### Given problem
Repeat the material below exactly, line for line.
═══ Exercise inputs ═══
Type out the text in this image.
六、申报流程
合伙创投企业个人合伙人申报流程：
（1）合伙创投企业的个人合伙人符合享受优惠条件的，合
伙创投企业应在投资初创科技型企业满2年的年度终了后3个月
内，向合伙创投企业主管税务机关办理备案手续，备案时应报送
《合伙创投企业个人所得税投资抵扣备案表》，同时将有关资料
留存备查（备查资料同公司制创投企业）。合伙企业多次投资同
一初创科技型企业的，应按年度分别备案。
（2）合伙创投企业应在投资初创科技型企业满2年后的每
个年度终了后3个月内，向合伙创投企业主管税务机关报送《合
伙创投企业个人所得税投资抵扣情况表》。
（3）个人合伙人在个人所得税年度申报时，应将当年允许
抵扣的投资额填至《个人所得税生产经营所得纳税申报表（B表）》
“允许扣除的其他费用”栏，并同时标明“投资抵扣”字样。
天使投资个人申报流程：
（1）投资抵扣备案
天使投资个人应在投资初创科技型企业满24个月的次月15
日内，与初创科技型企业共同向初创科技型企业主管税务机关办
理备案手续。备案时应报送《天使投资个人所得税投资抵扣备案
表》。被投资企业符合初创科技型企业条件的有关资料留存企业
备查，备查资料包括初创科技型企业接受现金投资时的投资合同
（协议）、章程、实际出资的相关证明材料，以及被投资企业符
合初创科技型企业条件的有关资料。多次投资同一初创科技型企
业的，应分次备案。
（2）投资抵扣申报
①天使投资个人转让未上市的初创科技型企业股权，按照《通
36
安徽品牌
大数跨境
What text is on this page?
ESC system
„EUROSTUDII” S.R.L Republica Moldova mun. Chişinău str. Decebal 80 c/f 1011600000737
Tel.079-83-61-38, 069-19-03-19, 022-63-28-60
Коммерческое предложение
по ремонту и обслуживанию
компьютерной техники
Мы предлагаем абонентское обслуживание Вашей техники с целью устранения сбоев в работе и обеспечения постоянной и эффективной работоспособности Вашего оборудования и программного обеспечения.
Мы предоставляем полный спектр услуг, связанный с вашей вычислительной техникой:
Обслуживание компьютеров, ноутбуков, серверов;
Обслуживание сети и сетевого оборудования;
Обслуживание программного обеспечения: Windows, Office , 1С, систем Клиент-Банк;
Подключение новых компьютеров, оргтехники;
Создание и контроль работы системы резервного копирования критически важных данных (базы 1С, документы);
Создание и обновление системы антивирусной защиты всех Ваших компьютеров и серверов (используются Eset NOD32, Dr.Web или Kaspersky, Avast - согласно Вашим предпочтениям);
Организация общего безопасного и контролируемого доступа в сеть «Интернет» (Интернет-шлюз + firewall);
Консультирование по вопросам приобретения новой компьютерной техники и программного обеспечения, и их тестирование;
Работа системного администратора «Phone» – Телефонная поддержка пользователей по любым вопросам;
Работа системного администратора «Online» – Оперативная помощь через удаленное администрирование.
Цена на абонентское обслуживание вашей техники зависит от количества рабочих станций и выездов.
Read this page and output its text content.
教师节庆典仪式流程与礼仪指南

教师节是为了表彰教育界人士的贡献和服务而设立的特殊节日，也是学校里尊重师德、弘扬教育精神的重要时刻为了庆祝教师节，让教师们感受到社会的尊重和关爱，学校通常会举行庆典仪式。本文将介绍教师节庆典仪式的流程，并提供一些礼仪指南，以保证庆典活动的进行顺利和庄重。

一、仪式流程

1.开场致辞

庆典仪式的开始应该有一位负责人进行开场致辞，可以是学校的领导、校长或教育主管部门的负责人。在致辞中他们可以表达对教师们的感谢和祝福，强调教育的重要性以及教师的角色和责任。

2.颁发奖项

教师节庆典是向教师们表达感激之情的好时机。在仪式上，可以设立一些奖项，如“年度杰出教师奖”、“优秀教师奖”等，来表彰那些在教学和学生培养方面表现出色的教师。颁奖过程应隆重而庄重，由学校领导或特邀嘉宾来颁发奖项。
═══
### Complete response
Type out the text in this image.
六、申报流程
合伙创投企业个人合伙人申报流程：
（1）合伙创投企业的个人合伙人符合享受优惠条件的，合
伙创投企业应在投资初创科技型企业满2年的年度终了后3个月
内，向合伙创投企业主管税务机关办理备案手续，备案时应报送
《合伙创投企业个人所得税投资抵扣备案表》，同时将有关资料
留存备查（备查资料同公司制创投企业）。合伙企业多次投资同
一初创科技型企业的，应按年度分别备案。
（2）合伙创投企业应在投资初创科技型企业满2年后的每
个年度终了后3个月内，向合伙创投企业主管税务机关报送《合
伙创投企业个人所得税投资抵扣情况表》。
（3）个人合伙人在个人所得税年度申报时，应将当年允许
抵扣的投资额填至《个人所得税生产经营所得纳税申报表（B表）》
“允许扣除的其他费用”栏，并同时标明“投资抵扣”字样。
天使投资个人申报流程：
（1）投资抵扣备案
天使投资个人应在投资初创科技型企业满24个月的次月15
日内，与初创科技型企业共同向初创科技型企业主管税务机关办
理备案手续。备案时应报送《天使投资个人所得税投资抵扣备案
表》。被投资企业符合初创科技型企业条件的有关资料留存企业
备查，备查资料包括初创科技型企业接受现金投资时的投资合同
（协议）、章程、实际出资的相关证明材料，以及被投资企业符
合初创科技型企业条件的有关资料。多次投资同一初创科技型企
业的，应分次备案。
（2）投资抵扣申报
①天使投资个人转让未上市的初创科技型企业股权，按照《通
36
安徽品牌
大数跨境
What text is on this page?
ESC system
„EUROSTUDII” S.R.L Republica Moldova mun. Chişinău str. Decebal 80 c/f 1011600000737
Tel.079-83-61-38, 069-19-03-19, 022-63-28-60
Коммерческое предложение
по ремонту и обслуживанию
компьютерной техники
Мы предлагаем абонентское обслуживание Вашей техники с целью устранения сбоев в работе и обеспечения постоянной и эффективной работоспособности Вашего оборудования и программного обеспечения.
Мы предоставляем полный спектр услуг, связанный с вашей вычислительной техникой:
Обслуживание компьютеров, ноутбуков, серверов;
Обслуживание сети и сетевого оборудования;
Обслуживание программного обеспечения: Windows, Office , 1С, систем Клиент-Банк;
Подключение новых компьютеров, оргтехники;
Создание и контроль работы системы резервного копирования критически важных данных (базы 1С, документы);
Создание и обновление системы антивирусной защиты всех Ваших компьютеров и серверов (используются Eset NOD32, Dr.Web или Kaspersky, Avast - согласно Вашим предпочтениям);
Организация общего безопасного и контролируемого доступа в сеть «Интернет» (Интернет-шлюз + firewall);
Консультирование по вопросам приобретения новой компьютерной техники и программного обеспечения, и их тестирование;
Работа системного администратора «Phone» – Телефонная поддержка пользователей по любым вопросам;
Работа системного администратора «Online» – Оперативная помощь через удаленное администрирование.
Цена на абонентское обслуживание вашей техники зависит от количества рабочих станций и выездов.
Read this page and output its text content.
教师节庆典仪式流程与礼仪指南

教师节是为了表彰教育界人士的贡献和服务而设立的特殊节日，也是学校里尊重师德、弘扬教育精神的重要时刻为了庆祝教师节，让教师们感受到社会的尊重和关爱，学校通常会举行庆典仪式。本文将介绍教师节庆典仪式的流程，并提供一些礼仪指南，以保证庆典活动的进行顺利和庄重。

一、仪式流程

1.开场致辞

庆典仪式的开始应该有一位负责人进行开场致辞，可以是学校的领导、校长或教育主管部门的负责人。在致辞中他们可以表达对教师们的感谢和祝福，强调教育的重要性以及教师的角色和责任。

2.颁发奖项

教师节庆典是向教师们表达感激之情的好时机。在仪式上，可以设立一些奖项，如“年度杰出教师奖”、“优秀教师奖”等，来表彰那些在教学和学生培养方面表现出色的教师。颁奖过程应隆重而庄重，由学校领导或特邀嘉宾来颁发奖项。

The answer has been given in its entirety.